* GIVEN TASK
Count every line below in which "King" occurs, then give only the count.

* RECORDS FOR THE EXERCISE
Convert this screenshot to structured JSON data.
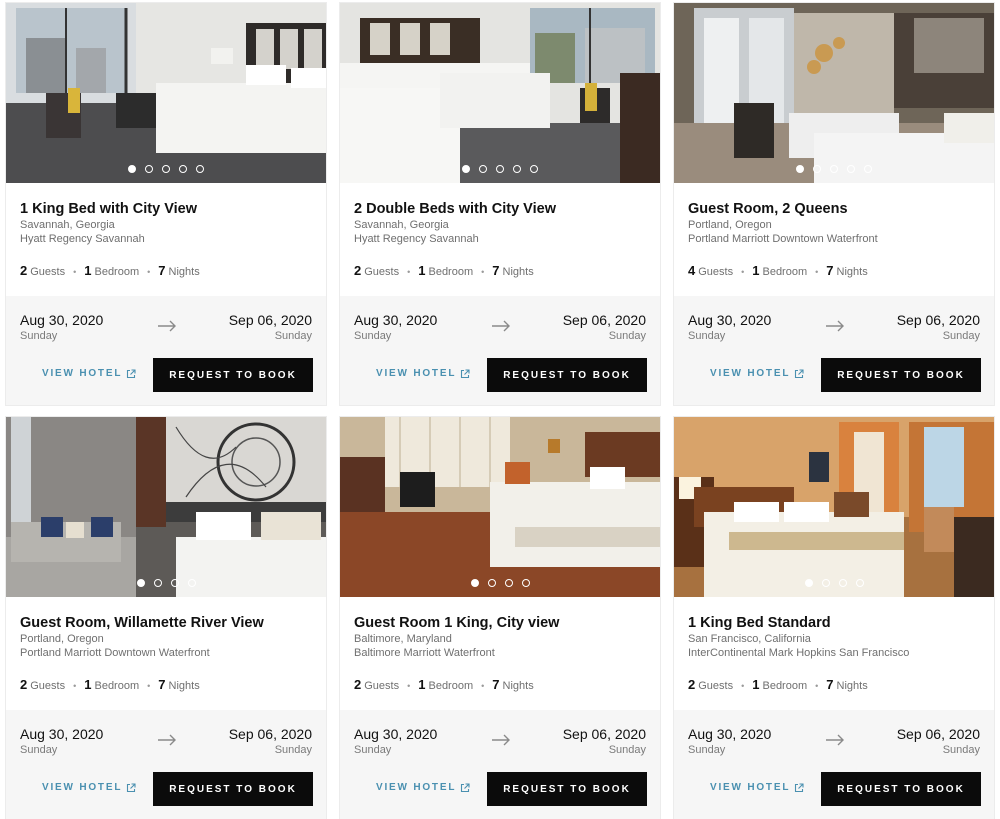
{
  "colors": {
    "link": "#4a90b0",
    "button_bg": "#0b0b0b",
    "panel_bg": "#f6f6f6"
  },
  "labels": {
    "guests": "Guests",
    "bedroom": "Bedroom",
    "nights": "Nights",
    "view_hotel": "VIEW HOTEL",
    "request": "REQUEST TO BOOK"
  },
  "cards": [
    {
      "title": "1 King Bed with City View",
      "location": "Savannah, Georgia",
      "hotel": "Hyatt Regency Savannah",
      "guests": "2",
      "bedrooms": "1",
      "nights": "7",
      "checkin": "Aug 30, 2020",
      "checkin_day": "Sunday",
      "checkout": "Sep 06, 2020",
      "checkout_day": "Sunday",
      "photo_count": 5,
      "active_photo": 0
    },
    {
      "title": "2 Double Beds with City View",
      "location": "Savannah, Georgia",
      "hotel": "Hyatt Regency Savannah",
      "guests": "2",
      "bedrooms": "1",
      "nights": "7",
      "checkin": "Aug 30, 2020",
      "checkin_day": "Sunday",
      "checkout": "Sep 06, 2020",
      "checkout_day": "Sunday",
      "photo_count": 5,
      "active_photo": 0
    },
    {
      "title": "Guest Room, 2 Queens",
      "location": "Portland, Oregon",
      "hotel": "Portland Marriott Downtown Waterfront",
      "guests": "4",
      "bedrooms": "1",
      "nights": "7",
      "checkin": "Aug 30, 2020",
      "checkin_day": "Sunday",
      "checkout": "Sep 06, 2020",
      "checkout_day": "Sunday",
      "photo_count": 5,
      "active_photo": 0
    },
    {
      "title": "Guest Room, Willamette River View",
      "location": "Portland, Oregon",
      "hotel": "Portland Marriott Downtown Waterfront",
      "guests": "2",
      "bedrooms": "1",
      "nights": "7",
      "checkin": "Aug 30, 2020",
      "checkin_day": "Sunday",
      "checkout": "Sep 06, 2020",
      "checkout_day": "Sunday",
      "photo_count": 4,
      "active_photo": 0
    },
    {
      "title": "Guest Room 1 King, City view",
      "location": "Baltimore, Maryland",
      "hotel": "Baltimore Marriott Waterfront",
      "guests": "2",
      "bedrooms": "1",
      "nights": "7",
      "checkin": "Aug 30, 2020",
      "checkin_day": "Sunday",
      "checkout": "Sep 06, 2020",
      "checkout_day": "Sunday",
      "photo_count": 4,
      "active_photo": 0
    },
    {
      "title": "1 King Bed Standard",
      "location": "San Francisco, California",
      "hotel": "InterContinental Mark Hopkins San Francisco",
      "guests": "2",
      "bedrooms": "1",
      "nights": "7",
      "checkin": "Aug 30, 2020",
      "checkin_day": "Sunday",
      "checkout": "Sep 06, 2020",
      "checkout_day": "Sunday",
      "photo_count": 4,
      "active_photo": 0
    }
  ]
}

---

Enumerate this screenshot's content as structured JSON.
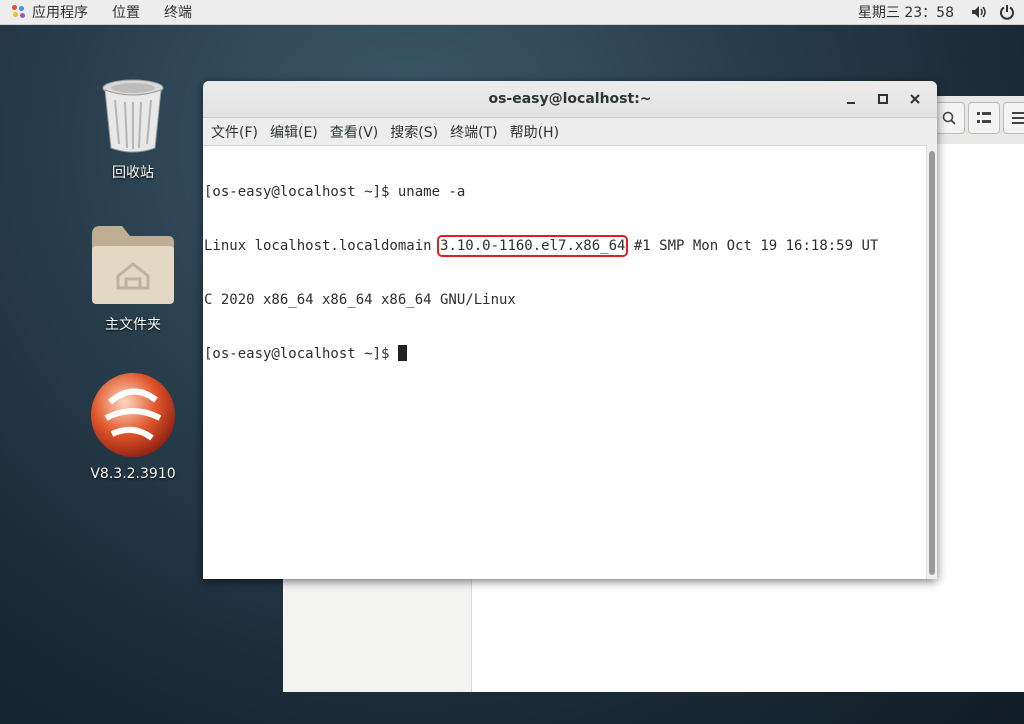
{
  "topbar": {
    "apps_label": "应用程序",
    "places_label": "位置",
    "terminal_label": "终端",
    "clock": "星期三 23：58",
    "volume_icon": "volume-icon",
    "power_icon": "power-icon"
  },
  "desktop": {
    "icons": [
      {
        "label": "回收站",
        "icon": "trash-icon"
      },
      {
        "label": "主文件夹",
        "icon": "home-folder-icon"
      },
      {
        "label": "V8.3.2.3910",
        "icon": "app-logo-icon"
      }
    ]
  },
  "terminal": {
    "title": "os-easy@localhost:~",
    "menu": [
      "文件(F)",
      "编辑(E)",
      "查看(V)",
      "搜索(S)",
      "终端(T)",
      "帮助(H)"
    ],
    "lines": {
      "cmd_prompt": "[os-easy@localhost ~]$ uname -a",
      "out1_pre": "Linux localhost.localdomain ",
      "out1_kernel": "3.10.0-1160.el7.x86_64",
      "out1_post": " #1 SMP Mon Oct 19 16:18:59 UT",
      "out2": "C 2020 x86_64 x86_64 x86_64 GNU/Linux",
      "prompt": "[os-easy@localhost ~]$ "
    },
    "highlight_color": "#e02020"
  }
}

* TASK SOLUTION
3